--- Exercise description ---
Copy out all lines with the word "ártalmas" in them.

--- Data shown ---
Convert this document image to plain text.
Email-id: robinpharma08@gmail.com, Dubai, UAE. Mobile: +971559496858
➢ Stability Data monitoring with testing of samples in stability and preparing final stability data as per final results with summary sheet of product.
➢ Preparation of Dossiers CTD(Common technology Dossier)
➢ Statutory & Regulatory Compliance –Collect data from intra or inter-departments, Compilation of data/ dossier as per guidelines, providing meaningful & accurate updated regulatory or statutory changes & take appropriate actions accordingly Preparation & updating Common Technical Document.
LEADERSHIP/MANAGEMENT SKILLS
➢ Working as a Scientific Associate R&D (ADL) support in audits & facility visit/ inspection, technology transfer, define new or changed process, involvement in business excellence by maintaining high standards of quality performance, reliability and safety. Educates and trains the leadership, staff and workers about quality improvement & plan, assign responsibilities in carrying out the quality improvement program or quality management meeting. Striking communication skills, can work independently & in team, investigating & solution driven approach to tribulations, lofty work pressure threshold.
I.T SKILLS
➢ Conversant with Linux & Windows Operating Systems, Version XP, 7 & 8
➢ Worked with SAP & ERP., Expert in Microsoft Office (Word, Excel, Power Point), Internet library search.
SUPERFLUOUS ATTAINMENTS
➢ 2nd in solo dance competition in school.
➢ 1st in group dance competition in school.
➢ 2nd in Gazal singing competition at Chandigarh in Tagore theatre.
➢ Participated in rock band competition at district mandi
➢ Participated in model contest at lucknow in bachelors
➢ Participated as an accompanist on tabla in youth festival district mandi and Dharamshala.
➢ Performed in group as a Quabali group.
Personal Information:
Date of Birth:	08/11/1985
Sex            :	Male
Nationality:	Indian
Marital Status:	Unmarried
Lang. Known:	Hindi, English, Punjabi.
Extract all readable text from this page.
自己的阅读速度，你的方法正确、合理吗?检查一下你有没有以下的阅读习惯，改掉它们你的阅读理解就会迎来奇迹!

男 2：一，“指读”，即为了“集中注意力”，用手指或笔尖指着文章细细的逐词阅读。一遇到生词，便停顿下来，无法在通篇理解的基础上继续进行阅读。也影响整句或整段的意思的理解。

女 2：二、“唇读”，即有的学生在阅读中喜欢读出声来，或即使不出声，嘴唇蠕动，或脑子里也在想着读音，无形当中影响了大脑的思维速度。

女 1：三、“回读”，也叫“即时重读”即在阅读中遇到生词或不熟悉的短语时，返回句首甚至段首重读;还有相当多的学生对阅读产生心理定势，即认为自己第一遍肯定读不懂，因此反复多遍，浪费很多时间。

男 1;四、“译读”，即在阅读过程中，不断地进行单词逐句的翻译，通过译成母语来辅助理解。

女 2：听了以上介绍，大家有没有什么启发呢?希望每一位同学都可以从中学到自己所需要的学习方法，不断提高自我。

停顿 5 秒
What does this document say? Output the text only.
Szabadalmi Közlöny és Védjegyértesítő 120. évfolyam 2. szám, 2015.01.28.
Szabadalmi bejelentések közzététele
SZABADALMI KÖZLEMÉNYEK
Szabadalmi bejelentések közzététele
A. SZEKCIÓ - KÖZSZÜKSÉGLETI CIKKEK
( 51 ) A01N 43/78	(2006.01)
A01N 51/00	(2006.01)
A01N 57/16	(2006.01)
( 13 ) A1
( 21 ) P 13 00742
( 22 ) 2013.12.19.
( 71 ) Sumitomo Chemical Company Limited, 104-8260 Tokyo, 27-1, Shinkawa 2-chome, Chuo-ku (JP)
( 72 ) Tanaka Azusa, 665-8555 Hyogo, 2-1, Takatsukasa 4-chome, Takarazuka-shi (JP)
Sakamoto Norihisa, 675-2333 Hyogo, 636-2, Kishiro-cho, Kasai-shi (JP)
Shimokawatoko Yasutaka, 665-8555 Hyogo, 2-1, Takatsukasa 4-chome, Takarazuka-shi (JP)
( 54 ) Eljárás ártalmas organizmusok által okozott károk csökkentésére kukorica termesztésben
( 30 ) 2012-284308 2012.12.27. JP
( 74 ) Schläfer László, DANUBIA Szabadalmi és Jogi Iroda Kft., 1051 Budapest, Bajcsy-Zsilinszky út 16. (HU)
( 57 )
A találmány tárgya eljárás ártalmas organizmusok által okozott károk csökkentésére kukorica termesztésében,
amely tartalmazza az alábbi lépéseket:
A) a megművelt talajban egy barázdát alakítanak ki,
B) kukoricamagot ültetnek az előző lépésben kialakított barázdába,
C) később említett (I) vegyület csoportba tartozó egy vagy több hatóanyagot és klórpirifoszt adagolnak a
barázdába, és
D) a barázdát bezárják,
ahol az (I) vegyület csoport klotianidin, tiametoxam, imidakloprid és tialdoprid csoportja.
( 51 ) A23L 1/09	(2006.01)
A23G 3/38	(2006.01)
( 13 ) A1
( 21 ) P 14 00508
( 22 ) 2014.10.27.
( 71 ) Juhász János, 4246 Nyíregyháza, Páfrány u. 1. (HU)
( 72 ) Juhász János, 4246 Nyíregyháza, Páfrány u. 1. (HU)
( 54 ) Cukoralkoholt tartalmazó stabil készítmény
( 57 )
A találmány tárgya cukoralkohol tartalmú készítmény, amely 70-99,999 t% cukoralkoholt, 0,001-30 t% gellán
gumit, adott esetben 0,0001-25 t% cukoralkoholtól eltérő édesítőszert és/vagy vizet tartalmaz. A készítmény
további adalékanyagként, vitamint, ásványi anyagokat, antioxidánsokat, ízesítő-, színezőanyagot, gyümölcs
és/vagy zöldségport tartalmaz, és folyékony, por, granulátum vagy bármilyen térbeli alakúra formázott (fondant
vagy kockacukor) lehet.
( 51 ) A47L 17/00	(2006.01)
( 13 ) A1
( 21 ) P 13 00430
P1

--- Solved problem ---
( 54 ) Eljárás ártalmas organizmusok által okozott károk csökkentésére kukorica termesztésben
A találmány tárgya eljárás ártalmas organizmusok által okozott károk csökkentésére kukorica termesztésében,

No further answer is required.